• [WHAT NEEDS TO BE DONE] For the material that follows, list every line containing the word "station".

• [A block of data]
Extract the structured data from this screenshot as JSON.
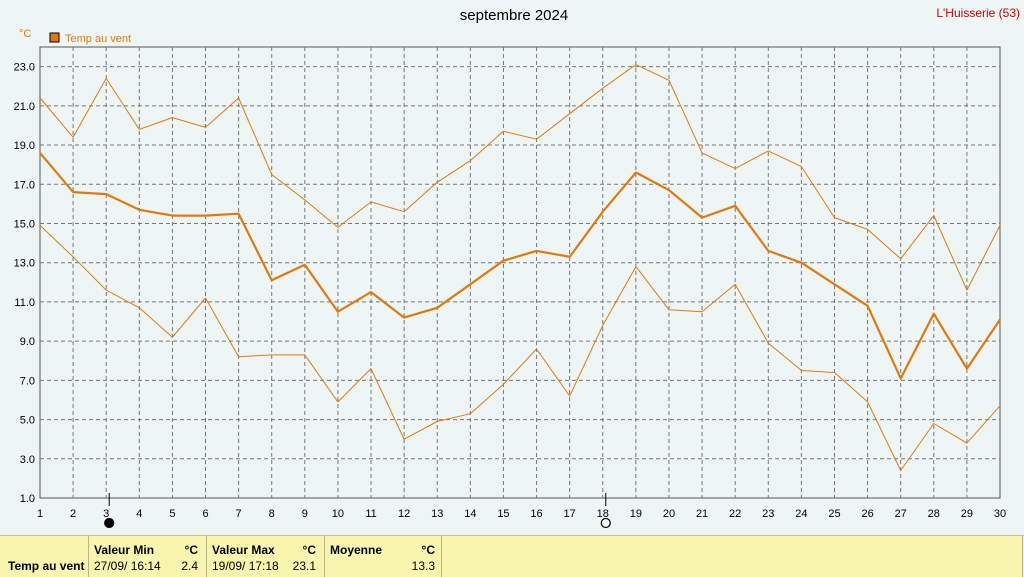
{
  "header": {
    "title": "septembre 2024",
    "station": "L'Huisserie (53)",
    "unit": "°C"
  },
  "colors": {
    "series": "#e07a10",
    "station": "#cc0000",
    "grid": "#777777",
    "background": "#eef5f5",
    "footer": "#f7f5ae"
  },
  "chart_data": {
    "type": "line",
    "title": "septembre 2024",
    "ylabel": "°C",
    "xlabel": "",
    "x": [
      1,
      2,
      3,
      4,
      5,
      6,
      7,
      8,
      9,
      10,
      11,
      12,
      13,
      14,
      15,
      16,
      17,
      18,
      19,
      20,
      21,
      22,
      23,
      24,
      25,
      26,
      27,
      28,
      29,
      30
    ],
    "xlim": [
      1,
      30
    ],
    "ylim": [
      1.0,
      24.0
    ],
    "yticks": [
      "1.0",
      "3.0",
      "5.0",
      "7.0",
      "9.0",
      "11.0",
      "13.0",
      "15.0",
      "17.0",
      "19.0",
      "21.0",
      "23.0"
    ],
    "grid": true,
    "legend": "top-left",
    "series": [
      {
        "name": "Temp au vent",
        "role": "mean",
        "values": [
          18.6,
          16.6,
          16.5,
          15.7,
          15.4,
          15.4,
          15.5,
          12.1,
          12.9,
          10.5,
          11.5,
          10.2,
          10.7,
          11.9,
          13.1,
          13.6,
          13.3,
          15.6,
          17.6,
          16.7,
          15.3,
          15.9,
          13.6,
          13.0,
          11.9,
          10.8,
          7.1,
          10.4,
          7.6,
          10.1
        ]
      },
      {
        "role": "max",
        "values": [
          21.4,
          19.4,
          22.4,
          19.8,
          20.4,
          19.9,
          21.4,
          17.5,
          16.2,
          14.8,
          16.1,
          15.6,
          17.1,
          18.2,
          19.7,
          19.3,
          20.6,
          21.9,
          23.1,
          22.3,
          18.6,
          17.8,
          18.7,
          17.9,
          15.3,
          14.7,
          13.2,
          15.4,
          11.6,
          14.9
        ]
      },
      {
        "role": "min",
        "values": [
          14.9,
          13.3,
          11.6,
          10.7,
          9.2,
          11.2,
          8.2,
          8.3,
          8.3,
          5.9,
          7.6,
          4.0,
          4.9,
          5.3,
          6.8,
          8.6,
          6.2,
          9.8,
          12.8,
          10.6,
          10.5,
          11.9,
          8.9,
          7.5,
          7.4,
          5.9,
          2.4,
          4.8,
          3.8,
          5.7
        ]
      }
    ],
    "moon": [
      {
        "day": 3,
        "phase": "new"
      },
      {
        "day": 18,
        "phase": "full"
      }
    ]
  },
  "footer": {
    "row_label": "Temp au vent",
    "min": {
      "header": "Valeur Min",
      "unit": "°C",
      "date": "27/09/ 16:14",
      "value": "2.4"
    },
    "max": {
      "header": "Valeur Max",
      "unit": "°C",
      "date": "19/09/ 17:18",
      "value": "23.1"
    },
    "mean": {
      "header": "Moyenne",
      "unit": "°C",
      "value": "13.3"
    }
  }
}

* * *

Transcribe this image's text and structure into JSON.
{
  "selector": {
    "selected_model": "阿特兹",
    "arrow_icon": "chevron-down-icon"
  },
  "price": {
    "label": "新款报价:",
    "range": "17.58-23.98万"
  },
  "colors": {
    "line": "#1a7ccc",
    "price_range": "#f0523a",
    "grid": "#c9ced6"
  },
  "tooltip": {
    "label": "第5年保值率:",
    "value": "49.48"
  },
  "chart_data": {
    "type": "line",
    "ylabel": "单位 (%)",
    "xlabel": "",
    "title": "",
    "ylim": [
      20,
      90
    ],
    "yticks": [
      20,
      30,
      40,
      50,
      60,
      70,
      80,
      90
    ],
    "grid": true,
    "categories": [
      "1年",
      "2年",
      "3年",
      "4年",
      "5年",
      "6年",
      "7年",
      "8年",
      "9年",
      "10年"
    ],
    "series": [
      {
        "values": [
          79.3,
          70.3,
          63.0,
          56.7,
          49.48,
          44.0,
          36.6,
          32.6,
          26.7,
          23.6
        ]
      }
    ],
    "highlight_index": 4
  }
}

• [ANSWER TO THIS PROBLEM]
    "station": "L'Huisserie (53)",
    "station": "#cc0000",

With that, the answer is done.